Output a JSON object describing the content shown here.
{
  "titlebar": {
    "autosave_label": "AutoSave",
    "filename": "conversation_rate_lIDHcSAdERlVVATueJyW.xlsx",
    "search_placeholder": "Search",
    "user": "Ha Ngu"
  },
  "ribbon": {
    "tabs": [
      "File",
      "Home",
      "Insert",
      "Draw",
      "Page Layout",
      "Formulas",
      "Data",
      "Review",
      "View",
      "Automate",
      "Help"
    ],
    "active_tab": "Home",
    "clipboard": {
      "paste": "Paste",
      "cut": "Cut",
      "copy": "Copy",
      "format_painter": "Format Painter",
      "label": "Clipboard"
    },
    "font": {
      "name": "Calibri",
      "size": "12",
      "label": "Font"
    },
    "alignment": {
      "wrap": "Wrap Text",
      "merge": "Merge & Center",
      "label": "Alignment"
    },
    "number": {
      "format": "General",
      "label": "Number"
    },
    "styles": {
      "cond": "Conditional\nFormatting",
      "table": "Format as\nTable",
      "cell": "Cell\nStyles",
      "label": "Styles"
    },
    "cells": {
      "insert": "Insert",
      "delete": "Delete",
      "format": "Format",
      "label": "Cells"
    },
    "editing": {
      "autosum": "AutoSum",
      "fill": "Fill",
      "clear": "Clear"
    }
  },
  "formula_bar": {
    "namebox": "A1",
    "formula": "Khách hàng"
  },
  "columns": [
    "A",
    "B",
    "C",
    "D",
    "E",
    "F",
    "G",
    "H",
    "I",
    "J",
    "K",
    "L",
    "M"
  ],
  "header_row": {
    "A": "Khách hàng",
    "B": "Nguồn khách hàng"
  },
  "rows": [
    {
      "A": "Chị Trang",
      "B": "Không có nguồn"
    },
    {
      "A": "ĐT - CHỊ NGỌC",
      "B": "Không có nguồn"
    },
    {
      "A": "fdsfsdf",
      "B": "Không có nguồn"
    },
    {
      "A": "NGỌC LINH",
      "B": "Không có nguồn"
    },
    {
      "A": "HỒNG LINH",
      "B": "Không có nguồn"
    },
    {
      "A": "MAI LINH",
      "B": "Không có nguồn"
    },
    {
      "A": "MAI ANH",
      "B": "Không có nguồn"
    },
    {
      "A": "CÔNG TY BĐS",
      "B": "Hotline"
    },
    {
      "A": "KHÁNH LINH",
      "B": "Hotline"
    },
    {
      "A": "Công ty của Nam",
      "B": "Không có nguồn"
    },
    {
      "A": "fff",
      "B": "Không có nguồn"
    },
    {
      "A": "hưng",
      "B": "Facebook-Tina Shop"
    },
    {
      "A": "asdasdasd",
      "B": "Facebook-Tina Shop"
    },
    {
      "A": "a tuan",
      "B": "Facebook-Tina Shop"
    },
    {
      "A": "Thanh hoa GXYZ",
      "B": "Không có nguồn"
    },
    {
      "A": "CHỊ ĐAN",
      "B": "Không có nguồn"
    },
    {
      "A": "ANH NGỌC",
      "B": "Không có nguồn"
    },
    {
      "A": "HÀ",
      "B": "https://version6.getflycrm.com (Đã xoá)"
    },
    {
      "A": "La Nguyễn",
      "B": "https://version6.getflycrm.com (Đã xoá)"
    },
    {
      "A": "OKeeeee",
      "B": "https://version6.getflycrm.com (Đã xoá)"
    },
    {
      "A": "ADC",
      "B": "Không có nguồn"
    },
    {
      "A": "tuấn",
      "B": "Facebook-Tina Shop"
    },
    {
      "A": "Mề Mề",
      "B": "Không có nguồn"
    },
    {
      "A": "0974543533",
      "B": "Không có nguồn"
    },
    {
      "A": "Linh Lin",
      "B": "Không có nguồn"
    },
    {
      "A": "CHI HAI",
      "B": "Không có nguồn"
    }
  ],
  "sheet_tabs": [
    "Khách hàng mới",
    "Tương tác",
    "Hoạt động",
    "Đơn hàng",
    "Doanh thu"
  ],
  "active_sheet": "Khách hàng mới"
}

************

EXERCISE TASK:
Give all the entries again exactly; leave none out.

SOLUTION TO THE PROBLEM:
Output a JSON object describing the content shown here.
{
  "titlebar": {
    "autosave_label": "AutoSave",
    "filename": "conversation_rate_lIDHcSAdERlVVATueJyW.xlsx",
    "search_placeholder": "Search",
    "user": "Ha Ngu"
  },
  "ribbon": {
    "tabs": [
      "File",
      "Home",
      "Insert",
      "Draw",
      "Page Layout",
      "Formulas",
      "Data",
      "Review",
      "View",
      "Automate",
      "Help"
    ],
    "active_tab": "Home",
    "clipboard": {
      "paste": "Paste",
      "cut": "Cut",
      "copy": "Copy",
      "format_painter": "Format Painter",
      "label": "Clipboard"
    },
    "font": {
      "name": "Calibri",
      "size": "12",
      "label": "Font"
    },
    "alignment": {
      "wrap": "Wrap Text",
      "merge": "Merge & Center",
      "label": "Alignment"
    },
    "number": {
      "format": "General",
      "label": "Number"
    },
    "styles": {
      "cond": "Conditional\nFormatting",
      "table": "Format as\nTable",
      "cell": "Cell\nStyles",
      "label": "Styles"
    },
    "cells": {
      "insert": "Insert",
      "delete": "Delete",
      "format": "Format",
      "label": "Cells"
    },
    "editing": {
      "autosum": "AutoSum",
      "fill": "Fill",
      "clear": "Clear"
    }
  },
  "formula_bar": {
    "namebox": "A1",
    "formula": "Khách hàng"
  },
  "columns": [
    "A",
    "B",
    "C",
    "D",
    "E",
    "F",
    "G",
    "H",
    "I",
    "J",
    "K",
    "L",
    "M"
  ],
  "header_row": {
    "A": "Khách hàng",
    "B": "Nguồn khách hàng"
  },
  "rows": [
    {
      "A": "Chị Trang",
      "B": "Không có nguồn"
    },
    {
      "A": "ĐT - CHỊ NGỌC",
      "B": "Không có nguồn"
    },
    {
      "A": "fdsfsdf",
      "B": "Không có nguồn"
    },
    {
      "A": "NGỌC LINH",
      "B": "Không có nguồn"
    },
    {
      "A": "HỒNG LINH",
      "B": "Không có nguồn"
    },
    {
      "A": "MAI LINH",
      "B": "Không có nguồn"
    },
    {
      "A": "MAI ANH",
      "B": "Không có nguồn"
    },
    {
      "A": "CÔNG TY BĐS",
      "B": "Hotline"
    },
    {
      "A": "KHÁNH LINH",
      "B": "Hotline"
    },
    {
      "A": "Công ty của Nam",
      "B": "Không có nguồn"
    },
    {
      "A": "fff",
      "B": "Không có nguồn"
    },
    {
      "A": "hưng",
      "B": "Facebook-Tina Shop"
    },
    {
      "A": "asdasdasd",
      "B": "Facebook-Tina Shop"
    },
    {
      "A": "a tuan",
      "B": "Facebook-Tina Shop"
    },
    {
      "A": "Thanh hoa GXYZ",
      "B": "Không có nguồn"
    },
    {
      "A": "CHỊ ĐAN",
      "B": "Không có nguồn"
    },
    {
      "A": "ANH NGỌC",
      "B": "Không có nguồn"
    },
    {
      "A": "HÀ",
      "B": "https://version6.getflycrm.com (Đã xoá)"
    },
    {
      "A": "La Nguyễn",
      "B": "https://version6.getflycrm.com (Đã xoá)"
    },
    {
      "A": "OKeeeee",
      "B": "https://version6.getflycrm.com (Đã xoá)"
    },
    {
      "A": "ADC",
      "B": "Không có nguồn"
    },
    {
      "A": "tuấn",
      "B": "Facebook-Tina Shop"
    },
    {
      "A": "Mề Mề",
      "B": "Không có nguồn"
    },
    {
      "A": "0974543533",
      "B": "Không có nguồn"
    },
    {
      "A": "Linh Lin",
      "B": "Không có nguồn"
    },
    {
      "A": "CHI HAI",
      "B": "Không có nguồn"
    }
  ],
  "sheet_tabs": [
    "Khách hàng mới",
    "Tương tác",
    "Hoạt động",
    "Đơn hàng",
    "Doanh thu"
  ],
  "active_sheet": "Khách hàng mới"
}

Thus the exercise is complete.